■ EXERCISE INSTRUCTIONS ■
Every entry that follows should be repeated exactly; drop the images.

■ MATERIAL FOR THIS EXERCISE ■
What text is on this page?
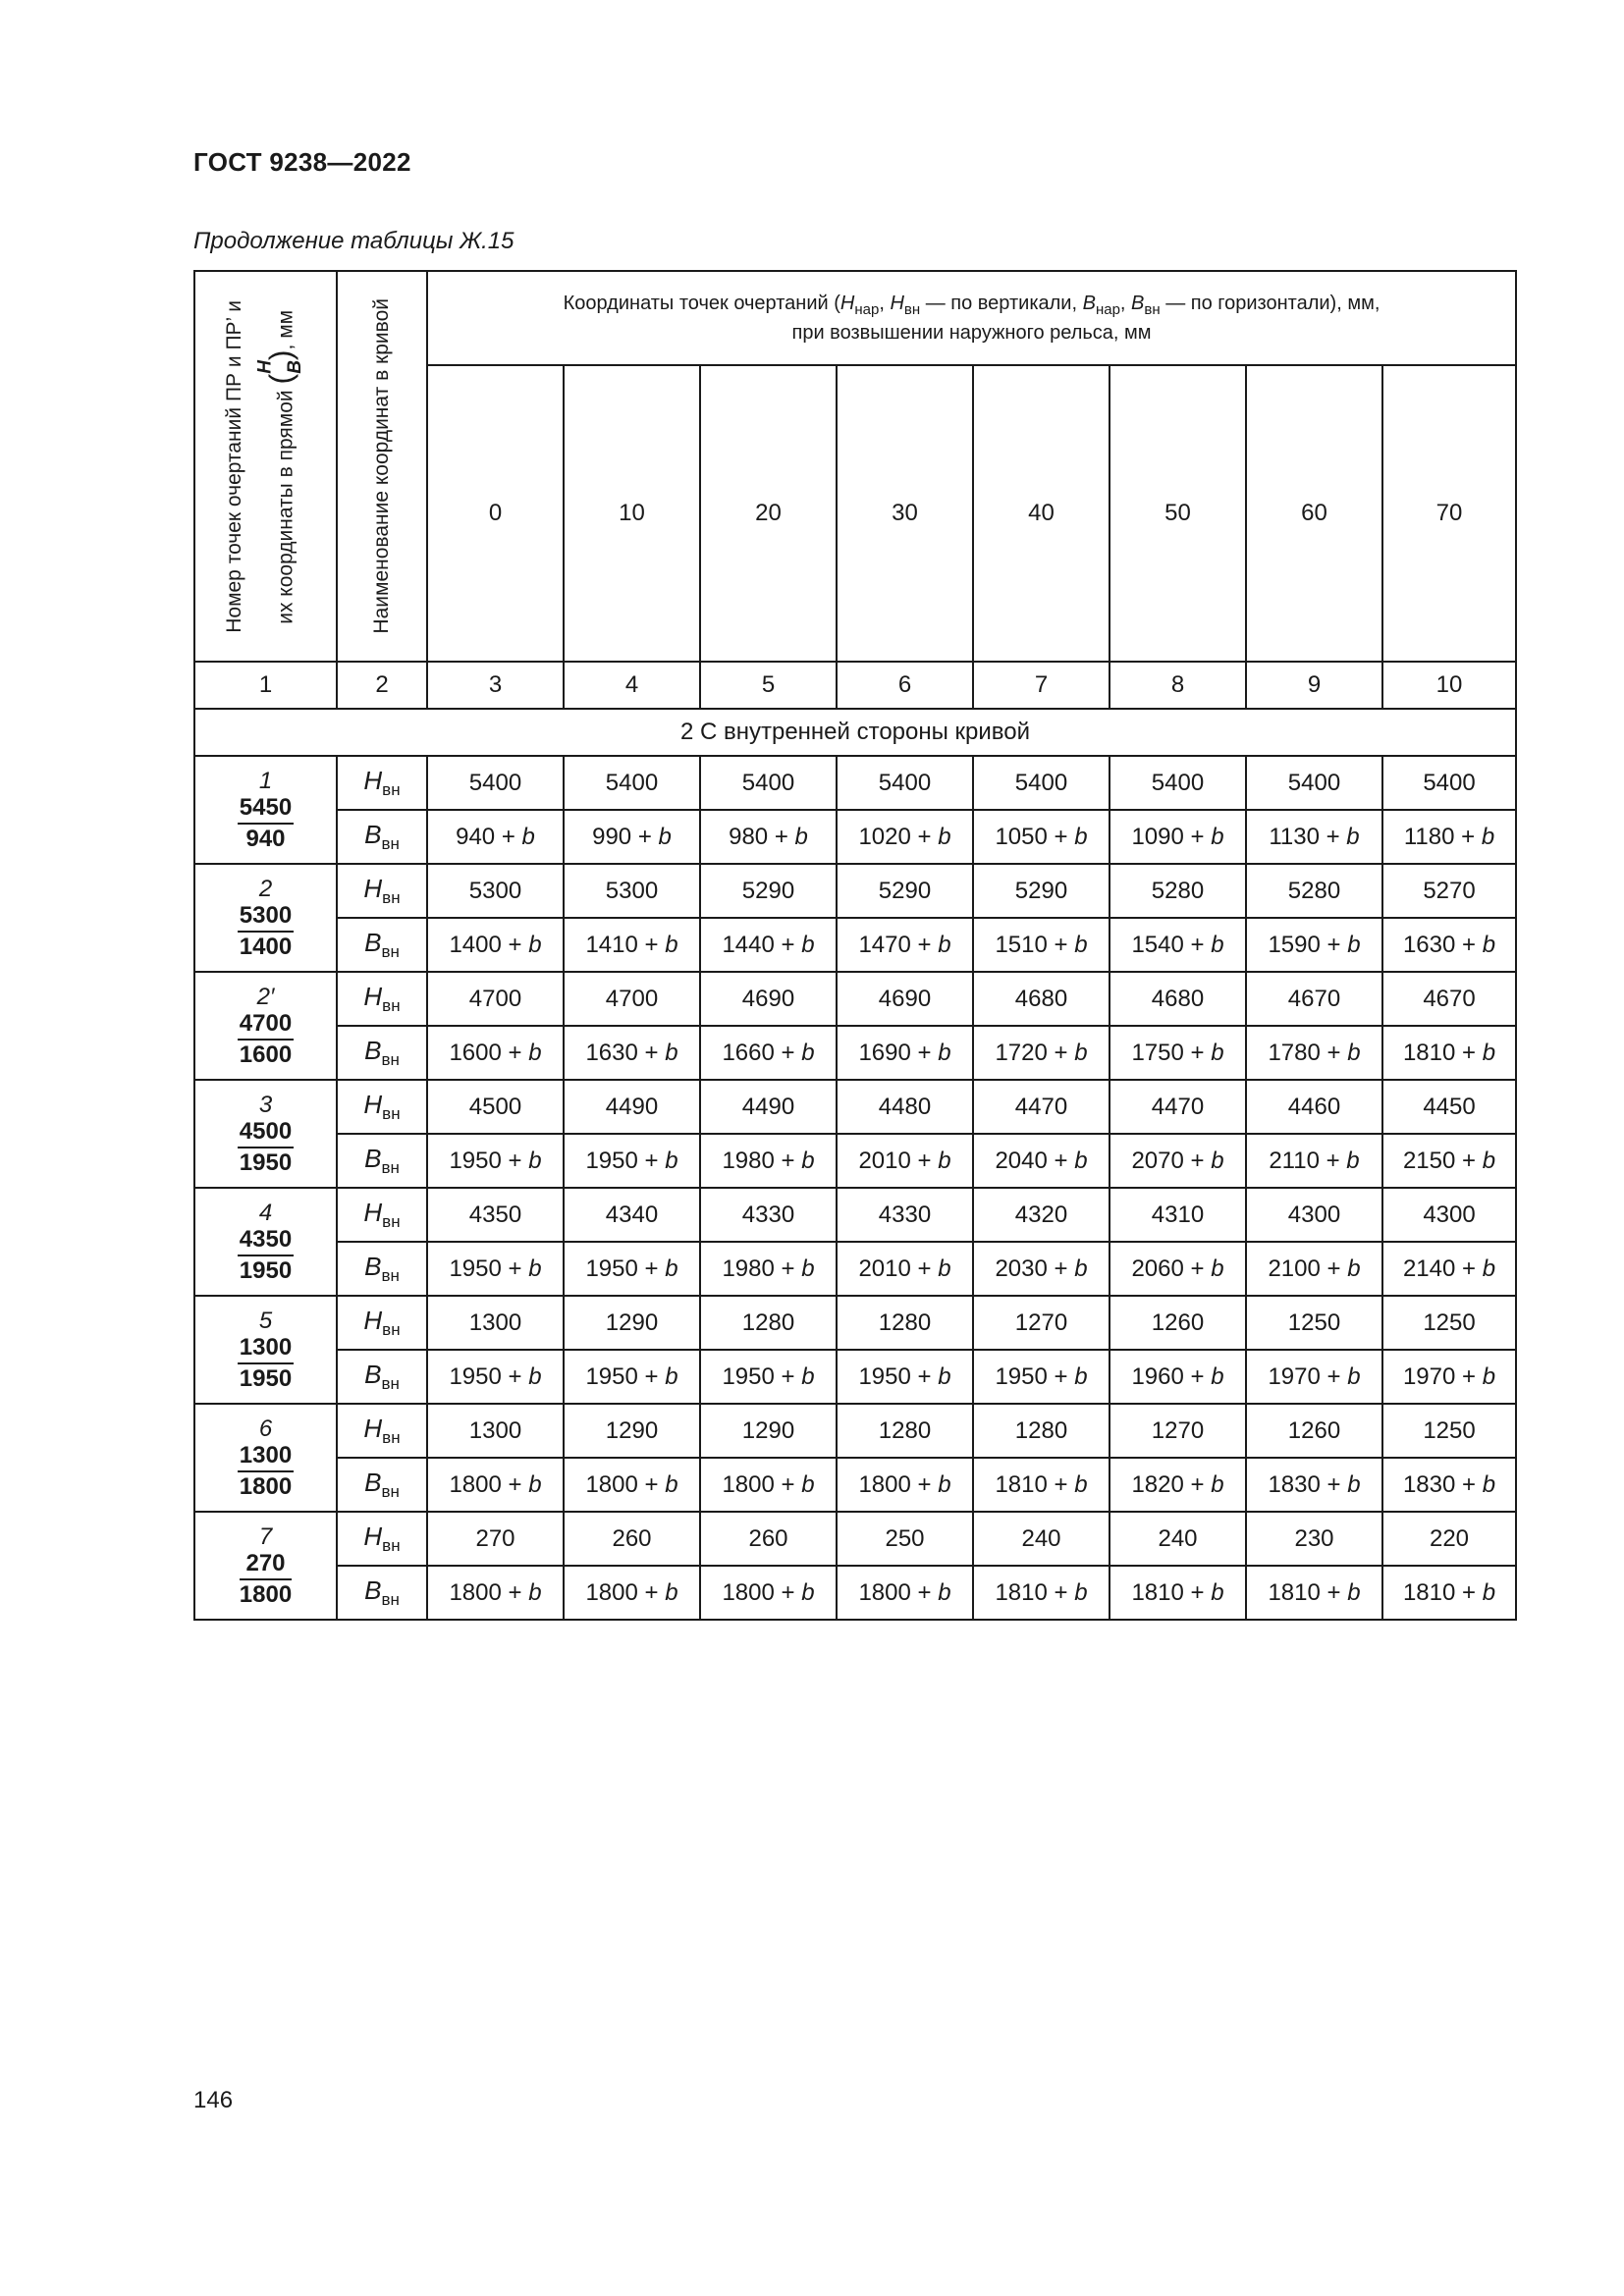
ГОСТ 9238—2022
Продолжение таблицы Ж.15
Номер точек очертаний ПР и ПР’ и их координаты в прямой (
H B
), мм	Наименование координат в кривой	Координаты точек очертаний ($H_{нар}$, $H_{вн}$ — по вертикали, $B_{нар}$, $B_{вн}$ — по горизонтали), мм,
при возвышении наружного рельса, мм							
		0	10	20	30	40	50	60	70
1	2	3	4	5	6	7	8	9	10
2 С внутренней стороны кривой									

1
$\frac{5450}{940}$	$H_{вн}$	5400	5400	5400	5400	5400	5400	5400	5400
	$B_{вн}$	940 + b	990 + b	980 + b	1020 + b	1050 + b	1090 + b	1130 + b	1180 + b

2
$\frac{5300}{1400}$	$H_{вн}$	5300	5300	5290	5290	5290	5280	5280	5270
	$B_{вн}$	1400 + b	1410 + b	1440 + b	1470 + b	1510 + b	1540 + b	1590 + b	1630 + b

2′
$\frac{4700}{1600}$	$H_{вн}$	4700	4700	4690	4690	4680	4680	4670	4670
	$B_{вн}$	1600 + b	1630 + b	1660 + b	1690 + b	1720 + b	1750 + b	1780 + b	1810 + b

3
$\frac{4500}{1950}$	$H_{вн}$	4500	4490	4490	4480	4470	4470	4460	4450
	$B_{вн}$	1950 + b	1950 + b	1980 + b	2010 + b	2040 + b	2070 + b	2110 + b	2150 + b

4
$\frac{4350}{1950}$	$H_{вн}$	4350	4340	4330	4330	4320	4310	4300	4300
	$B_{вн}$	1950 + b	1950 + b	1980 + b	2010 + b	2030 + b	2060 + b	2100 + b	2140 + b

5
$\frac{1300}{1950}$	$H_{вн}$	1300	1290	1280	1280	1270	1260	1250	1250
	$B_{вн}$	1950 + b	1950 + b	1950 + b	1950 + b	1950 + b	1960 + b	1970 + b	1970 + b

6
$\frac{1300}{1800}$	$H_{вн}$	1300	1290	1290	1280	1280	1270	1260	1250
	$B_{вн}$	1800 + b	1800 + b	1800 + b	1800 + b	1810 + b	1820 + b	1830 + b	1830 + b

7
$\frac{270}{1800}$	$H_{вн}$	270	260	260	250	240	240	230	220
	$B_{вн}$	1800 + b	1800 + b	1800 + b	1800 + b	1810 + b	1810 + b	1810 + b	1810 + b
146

■ ANSWER TO THE PROBLEM ■
What text is on this page?
ГОСТ 9238—2022
Продолжение таблицы Ж.15
Номер точек очертаний ПР и ПР’ и их координаты в прямой (
H B
), мм	Наименование координат в кривой	Координаты точек очертаний ($H_{нар}$, $H_{вн}$ — по вертикали, $B_{нар}$, $B_{вн}$ — по горизонтали), мм,
при возвышении наружного рельса, мм							
		0	10	20	30	40	50	60	70
1	2	3	4	5	6	7	8	9	10
2 С внутренней стороны кривой									

1
$\frac{5450}{940}$	$H_{вн}$	5400	5400	5400	5400	5400	5400	5400	5400
	$B_{вн}$	940 + b	990 + b	980 + b	1020 + b	1050 + b	1090 + b	1130 + b	1180 + b

2
$\frac{5300}{1400}$	$H_{вн}$	5300	5300	5290	5290	5290	5280	5280	5270
	$B_{вн}$	1400 + b	1410 + b	1440 + b	1470 + b	1510 + b	1540 + b	1590 + b	1630 + b

2′
$\frac{4700}{1600}$	$H_{вн}$	4700	4700	4690	4690	4680	4680	4670	4670
	$B_{вн}$	1600 + b	1630 + b	1660 + b	1690 + b	1720 + b	1750 + b	1780 + b	1810 + b

3
$\frac{4500}{1950}$	$H_{вн}$	4500	4490	4490	4480	4470	4470	4460	4450
	$B_{вн}$	1950 + b	1950 + b	1980 + b	2010 + b	2040 + b	2070 + b	2110 + b	2150 + b

4
$\frac{4350}{1950}$	$H_{вн}$	4350	4340	4330	4330	4320	4310	4300	4300
	$B_{вн}$	1950 + b	1950 + b	1980 + b	2010 + b	2030 + b	2060 + b	2100 + b	2140 + b

5
$\frac{1300}{1950}$	$H_{вн}$	1300	1290	1280	1280	1270	1260	1250	1250
	$B_{вн}$	1950 + b	1950 + b	1950 + b	1950 + b	1950 + b	1960 + b	1970 + b	1970 + b

6
$\frac{1300}{1800}$	$H_{вн}$	1300	1290	1290	1280	1280	1270	1260	1250
	$B_{вн}$	1800 + b	1800 + b	1800 + b	1800 + b	1810 + b	1820 + b	1830 + b	1830 + b

7
$\frac{270}{1800}$	$H_{вн}$	270	260	260	250	240	240	230	220
	$B_{вн}$	1800 + b	1800 + b	1800 + b	1800 + b	1810 + b	1810 + b	1810 + b	1810 + b
146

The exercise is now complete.